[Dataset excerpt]
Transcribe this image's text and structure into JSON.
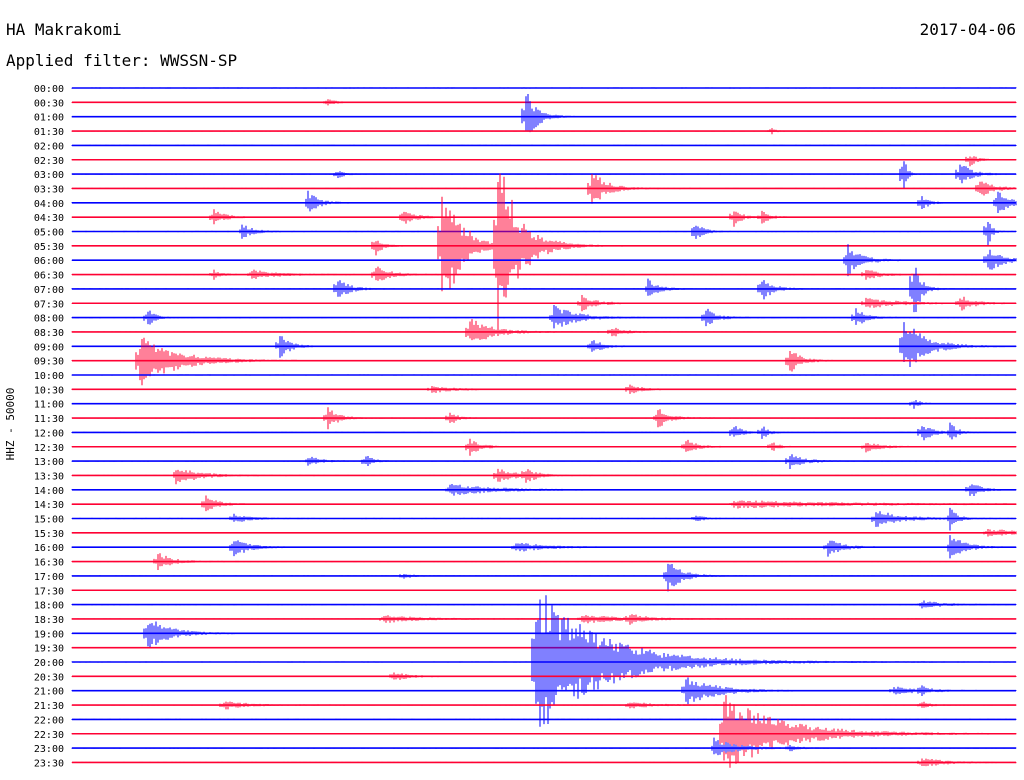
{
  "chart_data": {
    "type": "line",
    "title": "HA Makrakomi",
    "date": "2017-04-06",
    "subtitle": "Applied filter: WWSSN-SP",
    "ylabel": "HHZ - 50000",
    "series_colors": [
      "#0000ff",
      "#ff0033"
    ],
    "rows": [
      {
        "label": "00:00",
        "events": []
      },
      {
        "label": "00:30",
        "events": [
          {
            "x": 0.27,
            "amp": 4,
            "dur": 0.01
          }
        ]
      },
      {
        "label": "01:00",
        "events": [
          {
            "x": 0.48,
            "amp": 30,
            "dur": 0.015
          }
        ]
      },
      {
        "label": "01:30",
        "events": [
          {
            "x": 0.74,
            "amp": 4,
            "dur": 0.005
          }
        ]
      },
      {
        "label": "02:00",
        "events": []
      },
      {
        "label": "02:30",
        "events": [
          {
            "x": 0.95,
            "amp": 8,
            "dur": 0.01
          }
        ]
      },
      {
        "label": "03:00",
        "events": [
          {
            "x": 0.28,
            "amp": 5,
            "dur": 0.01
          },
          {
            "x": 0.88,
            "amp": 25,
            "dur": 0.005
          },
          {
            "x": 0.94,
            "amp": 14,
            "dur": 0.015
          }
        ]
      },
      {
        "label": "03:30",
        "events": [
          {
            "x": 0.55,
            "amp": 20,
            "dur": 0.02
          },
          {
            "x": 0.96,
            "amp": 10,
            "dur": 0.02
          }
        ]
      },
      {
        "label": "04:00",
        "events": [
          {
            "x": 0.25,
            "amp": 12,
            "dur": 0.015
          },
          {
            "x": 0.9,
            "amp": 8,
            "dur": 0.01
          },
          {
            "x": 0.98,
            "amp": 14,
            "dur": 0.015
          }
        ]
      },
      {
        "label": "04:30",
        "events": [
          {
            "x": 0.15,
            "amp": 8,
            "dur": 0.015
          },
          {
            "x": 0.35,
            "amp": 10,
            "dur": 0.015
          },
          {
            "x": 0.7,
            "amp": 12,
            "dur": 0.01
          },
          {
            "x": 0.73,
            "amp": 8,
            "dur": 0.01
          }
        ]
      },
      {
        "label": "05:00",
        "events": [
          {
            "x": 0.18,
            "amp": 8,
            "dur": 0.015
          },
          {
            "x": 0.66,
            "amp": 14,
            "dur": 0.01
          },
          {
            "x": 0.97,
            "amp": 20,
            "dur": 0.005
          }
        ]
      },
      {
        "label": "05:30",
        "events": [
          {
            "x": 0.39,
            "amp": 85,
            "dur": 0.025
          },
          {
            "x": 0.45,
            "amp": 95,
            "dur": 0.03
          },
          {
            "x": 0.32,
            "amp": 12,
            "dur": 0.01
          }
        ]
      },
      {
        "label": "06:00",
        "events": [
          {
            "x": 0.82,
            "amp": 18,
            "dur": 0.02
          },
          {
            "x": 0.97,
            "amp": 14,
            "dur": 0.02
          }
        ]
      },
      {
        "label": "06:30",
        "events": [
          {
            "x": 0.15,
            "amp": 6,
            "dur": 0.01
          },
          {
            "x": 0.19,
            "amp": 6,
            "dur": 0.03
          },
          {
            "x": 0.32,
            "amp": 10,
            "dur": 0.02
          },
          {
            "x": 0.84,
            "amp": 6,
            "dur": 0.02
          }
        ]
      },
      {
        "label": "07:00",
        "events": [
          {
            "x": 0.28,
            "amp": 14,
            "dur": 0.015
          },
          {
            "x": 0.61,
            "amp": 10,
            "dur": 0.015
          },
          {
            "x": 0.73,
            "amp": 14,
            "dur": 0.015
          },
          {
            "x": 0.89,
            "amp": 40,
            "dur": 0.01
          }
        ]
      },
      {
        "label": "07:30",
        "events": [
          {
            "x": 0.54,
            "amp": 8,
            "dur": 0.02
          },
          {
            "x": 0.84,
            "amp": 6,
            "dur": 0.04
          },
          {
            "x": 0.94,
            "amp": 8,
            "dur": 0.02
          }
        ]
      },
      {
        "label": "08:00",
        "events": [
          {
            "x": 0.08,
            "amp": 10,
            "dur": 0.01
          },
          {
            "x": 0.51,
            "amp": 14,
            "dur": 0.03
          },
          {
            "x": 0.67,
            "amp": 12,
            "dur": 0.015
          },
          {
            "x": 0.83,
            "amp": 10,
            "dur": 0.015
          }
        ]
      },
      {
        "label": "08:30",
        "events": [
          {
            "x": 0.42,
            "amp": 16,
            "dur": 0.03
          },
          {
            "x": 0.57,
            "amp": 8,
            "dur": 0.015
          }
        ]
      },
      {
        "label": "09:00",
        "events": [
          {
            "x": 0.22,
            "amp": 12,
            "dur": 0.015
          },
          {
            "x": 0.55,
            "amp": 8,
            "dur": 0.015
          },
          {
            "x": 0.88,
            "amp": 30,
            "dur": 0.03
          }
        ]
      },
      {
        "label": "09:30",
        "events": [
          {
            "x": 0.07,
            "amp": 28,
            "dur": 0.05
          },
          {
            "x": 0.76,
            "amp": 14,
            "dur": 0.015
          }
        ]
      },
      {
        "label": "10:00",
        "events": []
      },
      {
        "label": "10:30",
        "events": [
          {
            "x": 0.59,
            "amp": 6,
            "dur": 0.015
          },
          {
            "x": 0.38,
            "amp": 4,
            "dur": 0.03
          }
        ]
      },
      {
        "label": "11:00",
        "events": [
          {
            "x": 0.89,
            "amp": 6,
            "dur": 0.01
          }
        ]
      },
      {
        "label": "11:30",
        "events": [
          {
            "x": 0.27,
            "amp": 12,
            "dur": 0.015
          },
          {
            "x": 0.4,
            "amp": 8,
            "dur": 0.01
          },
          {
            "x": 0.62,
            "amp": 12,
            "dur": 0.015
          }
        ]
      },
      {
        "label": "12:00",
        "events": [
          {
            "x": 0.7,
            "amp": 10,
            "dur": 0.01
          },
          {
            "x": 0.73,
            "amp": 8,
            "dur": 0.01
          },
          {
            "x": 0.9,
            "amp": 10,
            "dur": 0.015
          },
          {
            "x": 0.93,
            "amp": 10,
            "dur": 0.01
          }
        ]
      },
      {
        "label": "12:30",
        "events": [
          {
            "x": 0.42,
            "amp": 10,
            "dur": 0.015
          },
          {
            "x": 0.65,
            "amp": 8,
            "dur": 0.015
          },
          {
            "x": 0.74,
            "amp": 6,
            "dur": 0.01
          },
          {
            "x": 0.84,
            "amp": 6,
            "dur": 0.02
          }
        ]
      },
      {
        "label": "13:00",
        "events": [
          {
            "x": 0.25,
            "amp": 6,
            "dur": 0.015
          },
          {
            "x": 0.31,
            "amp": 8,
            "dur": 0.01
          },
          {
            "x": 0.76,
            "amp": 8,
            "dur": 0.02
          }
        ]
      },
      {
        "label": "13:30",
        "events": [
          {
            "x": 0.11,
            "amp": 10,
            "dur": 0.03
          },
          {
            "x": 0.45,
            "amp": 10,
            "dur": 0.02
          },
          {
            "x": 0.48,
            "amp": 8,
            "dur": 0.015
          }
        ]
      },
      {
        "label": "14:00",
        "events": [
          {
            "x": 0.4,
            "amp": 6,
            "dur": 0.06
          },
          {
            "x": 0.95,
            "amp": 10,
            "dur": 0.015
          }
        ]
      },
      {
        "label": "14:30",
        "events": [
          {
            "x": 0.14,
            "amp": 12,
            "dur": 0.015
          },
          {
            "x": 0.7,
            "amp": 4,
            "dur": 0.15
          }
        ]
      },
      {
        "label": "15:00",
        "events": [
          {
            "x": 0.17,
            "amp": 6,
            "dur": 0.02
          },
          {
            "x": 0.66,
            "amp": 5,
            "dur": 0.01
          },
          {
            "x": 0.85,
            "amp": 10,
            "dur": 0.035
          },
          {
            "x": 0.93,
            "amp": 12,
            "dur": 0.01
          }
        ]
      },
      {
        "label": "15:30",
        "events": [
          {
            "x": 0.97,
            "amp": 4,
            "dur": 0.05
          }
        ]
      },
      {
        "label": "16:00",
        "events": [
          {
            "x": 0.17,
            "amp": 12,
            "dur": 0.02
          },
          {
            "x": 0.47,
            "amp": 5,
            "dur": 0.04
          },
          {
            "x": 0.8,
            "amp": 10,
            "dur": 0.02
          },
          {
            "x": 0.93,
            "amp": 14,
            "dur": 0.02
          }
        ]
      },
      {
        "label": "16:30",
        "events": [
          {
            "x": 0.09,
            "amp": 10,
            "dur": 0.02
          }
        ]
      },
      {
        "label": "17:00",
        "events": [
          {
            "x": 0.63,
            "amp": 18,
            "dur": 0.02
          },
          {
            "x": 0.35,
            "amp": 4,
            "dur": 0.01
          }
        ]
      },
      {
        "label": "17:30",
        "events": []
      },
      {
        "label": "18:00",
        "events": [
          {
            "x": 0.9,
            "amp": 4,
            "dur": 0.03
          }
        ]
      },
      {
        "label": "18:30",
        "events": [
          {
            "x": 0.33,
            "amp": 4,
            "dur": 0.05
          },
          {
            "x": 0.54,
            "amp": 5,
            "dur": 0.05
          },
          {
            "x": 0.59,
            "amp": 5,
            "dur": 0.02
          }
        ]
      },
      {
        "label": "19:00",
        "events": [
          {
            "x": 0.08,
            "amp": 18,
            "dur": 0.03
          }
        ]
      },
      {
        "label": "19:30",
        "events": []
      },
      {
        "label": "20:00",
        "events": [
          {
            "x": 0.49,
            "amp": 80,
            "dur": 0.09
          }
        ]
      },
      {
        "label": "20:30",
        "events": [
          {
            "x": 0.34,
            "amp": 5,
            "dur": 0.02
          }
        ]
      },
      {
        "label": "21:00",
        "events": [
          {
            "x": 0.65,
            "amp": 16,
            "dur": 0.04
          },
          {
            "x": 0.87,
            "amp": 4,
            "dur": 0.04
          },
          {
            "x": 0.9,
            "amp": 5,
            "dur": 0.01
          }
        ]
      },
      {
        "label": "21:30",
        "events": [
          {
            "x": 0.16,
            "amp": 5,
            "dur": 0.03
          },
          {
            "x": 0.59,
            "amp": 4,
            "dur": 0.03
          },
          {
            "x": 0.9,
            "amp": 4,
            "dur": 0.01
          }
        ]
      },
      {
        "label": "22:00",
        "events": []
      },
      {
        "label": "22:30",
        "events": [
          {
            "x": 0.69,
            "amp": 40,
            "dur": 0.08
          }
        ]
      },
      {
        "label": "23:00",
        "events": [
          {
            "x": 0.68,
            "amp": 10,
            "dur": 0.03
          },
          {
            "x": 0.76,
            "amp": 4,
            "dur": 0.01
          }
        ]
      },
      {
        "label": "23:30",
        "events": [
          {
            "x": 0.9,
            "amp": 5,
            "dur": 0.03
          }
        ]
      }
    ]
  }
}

* * *

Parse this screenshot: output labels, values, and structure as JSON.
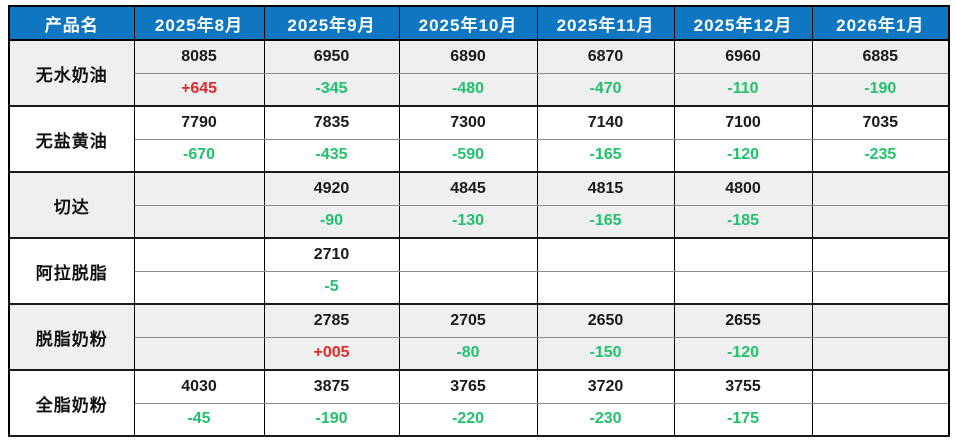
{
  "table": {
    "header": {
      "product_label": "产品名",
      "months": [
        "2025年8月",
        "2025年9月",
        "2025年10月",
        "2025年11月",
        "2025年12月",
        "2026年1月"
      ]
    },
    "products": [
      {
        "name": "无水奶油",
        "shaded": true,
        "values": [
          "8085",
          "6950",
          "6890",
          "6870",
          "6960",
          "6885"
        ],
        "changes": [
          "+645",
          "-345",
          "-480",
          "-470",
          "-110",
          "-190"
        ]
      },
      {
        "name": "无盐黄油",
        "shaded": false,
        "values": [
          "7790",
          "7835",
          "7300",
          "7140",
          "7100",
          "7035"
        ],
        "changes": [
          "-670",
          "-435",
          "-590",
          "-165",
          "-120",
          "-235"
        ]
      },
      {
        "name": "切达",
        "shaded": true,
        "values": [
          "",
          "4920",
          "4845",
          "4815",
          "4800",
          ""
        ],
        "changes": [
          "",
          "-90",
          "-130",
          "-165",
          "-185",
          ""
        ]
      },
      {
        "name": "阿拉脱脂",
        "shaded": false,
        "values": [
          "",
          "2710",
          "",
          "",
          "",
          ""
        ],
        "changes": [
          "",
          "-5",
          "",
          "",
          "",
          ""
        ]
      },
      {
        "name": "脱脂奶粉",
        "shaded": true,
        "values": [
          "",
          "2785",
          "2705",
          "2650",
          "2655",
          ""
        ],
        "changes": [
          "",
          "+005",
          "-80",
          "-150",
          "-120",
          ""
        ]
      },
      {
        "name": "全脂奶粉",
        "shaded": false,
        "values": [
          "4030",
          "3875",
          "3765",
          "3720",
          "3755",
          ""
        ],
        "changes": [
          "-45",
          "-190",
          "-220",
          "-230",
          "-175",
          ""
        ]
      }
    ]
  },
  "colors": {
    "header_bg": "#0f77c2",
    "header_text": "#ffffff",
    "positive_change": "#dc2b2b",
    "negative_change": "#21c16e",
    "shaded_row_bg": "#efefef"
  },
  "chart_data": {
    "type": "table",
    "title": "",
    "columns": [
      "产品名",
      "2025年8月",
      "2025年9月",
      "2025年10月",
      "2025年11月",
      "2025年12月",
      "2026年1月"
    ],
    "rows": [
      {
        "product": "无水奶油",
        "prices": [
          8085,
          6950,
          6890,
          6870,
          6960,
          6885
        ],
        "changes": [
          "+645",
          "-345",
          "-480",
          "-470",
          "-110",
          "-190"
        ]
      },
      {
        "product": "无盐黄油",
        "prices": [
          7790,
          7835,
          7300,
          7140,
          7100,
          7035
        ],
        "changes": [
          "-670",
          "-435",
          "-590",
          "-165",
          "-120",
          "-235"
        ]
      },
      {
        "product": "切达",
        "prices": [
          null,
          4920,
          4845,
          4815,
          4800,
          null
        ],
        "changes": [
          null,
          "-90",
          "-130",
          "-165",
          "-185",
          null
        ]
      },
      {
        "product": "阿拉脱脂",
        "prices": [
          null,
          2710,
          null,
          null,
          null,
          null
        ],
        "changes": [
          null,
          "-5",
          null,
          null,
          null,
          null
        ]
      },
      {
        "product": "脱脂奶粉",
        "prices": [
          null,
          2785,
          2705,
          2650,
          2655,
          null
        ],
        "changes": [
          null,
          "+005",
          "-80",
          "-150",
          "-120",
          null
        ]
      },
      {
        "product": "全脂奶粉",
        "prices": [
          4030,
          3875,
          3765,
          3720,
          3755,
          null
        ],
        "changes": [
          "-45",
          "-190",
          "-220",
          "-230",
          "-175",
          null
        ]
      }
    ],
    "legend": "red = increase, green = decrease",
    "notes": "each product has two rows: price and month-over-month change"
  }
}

==

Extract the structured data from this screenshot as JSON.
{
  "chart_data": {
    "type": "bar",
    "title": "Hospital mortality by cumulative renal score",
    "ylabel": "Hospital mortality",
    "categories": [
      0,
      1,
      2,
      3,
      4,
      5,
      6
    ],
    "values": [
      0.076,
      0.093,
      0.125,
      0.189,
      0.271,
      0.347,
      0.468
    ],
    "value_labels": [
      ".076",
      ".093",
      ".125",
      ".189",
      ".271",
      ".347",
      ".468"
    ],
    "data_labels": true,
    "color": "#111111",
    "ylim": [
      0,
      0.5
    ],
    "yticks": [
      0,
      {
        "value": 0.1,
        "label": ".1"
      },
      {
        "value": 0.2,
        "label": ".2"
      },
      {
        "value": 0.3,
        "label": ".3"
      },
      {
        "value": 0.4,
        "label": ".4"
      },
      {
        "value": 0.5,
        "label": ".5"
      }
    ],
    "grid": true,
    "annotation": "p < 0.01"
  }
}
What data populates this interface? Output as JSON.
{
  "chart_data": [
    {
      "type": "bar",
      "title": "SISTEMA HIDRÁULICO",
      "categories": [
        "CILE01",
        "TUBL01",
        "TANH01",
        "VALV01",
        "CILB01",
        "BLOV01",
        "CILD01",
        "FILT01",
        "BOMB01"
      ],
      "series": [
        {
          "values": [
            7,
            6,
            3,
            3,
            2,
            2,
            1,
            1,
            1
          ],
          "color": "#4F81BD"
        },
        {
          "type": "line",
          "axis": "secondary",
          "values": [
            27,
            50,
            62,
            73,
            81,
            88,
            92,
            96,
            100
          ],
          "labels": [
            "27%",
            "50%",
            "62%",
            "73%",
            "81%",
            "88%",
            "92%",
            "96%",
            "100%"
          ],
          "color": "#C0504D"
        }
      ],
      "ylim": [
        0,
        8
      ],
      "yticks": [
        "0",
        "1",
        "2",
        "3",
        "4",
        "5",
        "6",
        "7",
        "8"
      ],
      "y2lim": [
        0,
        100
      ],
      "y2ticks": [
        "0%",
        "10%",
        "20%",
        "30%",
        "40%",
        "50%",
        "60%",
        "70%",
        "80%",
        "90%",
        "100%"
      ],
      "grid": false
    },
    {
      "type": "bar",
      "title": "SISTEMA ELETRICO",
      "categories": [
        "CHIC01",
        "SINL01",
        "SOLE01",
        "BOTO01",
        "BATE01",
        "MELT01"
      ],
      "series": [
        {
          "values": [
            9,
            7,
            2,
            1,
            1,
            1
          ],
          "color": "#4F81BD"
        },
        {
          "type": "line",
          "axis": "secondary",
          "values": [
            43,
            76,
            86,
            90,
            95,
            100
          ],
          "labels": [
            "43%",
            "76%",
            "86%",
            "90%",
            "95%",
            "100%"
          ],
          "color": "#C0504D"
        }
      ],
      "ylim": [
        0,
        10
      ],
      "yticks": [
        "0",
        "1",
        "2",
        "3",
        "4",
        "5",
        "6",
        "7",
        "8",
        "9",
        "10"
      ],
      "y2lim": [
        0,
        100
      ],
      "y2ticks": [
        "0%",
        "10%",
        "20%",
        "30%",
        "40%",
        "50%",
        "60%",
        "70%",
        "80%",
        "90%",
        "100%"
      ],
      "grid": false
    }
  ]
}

TASK DESCRIPTION: Out of the material above, gather each line where "SISTEMA" appears.

REPLY:
      "title": "SISTEMA HIDRÁULICO",
      "title": "SISTEMA ELETRICO",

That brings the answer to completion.